■ **Extracted data entries**
▼

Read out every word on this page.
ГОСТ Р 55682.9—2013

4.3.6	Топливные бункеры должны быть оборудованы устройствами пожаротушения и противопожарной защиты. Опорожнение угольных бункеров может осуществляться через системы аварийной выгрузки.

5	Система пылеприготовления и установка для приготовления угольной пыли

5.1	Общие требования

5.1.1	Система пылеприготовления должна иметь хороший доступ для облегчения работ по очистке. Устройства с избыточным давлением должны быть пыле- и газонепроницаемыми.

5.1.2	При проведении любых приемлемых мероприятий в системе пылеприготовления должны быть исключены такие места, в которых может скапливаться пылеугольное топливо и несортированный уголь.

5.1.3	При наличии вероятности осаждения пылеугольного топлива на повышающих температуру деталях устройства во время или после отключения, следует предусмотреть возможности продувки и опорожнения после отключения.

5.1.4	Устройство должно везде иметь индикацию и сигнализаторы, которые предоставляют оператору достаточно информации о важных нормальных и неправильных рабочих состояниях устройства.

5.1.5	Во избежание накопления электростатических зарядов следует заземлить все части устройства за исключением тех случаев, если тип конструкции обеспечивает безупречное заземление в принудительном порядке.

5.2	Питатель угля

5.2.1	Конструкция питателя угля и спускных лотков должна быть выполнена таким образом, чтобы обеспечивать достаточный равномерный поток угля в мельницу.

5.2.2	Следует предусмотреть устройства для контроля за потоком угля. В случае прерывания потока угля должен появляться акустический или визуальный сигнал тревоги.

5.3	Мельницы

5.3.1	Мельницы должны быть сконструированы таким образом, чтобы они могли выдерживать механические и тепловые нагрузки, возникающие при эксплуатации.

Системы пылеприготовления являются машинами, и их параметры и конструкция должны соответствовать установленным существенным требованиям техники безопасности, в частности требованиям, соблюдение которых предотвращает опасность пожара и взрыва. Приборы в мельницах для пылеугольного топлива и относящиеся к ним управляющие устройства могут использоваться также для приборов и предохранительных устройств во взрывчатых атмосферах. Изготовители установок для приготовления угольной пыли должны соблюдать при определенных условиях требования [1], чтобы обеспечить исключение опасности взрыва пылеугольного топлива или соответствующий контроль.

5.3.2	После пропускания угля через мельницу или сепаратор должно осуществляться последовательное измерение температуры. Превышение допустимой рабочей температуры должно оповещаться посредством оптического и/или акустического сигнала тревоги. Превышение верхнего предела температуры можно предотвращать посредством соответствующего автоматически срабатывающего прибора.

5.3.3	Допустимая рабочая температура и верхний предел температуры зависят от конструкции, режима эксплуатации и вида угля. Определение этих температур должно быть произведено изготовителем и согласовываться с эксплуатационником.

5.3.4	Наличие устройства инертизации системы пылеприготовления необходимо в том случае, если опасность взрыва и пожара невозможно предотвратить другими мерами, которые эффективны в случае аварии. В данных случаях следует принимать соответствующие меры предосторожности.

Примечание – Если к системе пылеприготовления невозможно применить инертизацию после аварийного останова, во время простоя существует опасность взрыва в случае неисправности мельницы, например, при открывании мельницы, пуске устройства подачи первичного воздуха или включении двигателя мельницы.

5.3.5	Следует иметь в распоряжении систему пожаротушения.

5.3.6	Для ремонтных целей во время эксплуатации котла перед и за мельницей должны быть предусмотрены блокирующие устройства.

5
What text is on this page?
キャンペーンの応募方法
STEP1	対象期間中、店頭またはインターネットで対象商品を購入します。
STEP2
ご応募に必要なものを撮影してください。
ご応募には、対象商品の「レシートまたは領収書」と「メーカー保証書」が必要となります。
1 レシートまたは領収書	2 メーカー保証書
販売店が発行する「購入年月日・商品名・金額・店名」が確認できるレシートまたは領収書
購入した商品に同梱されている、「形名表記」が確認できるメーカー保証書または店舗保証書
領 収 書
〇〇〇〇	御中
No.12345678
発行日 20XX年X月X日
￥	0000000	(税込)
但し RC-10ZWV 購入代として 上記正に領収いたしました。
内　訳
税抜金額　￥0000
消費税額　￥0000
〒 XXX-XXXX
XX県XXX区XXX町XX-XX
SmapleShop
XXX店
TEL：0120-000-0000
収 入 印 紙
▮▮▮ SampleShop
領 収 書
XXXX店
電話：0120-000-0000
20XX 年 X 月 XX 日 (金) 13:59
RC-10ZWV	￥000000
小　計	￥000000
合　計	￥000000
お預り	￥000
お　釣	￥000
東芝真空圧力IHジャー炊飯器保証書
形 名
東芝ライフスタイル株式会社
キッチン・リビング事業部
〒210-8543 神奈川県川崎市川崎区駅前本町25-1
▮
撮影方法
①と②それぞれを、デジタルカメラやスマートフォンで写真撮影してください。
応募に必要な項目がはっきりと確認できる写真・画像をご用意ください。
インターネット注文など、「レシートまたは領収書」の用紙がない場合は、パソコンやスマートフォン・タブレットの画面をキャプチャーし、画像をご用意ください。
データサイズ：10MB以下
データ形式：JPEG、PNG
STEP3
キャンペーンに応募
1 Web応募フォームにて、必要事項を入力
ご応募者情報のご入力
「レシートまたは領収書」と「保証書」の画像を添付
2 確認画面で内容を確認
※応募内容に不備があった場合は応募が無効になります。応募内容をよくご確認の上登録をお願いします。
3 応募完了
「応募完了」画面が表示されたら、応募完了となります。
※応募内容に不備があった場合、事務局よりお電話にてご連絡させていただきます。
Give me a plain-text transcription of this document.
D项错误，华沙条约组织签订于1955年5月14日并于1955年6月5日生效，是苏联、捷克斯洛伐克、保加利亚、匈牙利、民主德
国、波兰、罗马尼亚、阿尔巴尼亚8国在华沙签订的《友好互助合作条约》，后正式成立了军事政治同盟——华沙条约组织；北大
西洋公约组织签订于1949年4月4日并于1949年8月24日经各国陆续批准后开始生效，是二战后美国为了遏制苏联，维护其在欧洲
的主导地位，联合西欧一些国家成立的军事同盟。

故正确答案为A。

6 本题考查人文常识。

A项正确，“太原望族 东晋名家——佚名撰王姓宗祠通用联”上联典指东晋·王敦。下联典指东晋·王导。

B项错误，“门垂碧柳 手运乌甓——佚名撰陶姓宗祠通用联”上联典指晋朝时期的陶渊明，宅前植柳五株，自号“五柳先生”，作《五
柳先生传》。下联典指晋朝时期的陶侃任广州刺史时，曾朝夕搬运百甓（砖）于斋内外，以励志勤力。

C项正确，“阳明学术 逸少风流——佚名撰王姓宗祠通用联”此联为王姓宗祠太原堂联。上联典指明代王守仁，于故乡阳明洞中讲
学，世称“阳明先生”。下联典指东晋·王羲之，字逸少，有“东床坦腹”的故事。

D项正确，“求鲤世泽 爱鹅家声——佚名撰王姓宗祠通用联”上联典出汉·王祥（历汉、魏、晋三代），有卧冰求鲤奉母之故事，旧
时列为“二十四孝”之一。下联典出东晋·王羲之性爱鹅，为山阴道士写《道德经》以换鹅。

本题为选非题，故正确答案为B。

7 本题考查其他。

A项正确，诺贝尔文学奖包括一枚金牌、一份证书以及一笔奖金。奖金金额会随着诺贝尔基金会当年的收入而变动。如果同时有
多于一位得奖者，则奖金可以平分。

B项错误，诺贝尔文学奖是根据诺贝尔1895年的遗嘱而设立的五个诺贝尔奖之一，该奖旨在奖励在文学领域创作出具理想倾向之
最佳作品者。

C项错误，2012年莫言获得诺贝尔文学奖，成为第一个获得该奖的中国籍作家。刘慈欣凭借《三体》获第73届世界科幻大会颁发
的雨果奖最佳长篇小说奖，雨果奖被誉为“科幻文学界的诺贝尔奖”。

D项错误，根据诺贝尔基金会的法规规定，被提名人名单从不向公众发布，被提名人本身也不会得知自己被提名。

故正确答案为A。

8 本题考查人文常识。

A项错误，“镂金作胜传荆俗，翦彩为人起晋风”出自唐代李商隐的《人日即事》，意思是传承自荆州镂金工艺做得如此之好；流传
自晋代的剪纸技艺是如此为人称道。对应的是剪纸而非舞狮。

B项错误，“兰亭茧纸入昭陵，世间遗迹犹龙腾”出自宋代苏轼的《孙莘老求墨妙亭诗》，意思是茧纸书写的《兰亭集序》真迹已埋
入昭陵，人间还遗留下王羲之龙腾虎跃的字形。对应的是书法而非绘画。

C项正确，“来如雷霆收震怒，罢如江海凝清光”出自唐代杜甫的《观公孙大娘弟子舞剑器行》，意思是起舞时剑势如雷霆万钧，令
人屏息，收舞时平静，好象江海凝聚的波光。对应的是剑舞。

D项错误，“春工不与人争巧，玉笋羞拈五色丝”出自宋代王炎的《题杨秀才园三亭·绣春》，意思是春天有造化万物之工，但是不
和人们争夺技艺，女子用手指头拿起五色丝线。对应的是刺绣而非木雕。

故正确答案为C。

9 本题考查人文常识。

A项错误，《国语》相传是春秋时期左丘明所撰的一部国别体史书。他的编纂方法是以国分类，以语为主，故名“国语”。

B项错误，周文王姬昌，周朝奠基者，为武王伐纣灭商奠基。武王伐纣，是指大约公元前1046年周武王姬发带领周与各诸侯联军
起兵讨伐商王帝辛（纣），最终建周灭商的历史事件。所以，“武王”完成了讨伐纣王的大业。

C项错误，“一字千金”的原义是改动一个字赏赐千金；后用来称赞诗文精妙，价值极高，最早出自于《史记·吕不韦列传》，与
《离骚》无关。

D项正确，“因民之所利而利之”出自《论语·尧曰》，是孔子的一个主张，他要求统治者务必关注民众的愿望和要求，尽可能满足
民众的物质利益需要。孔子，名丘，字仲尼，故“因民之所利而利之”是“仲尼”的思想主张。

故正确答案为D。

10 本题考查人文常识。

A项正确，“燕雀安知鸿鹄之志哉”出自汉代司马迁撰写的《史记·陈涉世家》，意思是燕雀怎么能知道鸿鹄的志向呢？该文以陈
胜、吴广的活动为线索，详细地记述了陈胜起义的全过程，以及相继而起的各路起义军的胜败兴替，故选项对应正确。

▲

Work out how many lines of the listing above include "топлива". Answer with the number and nothing more.

2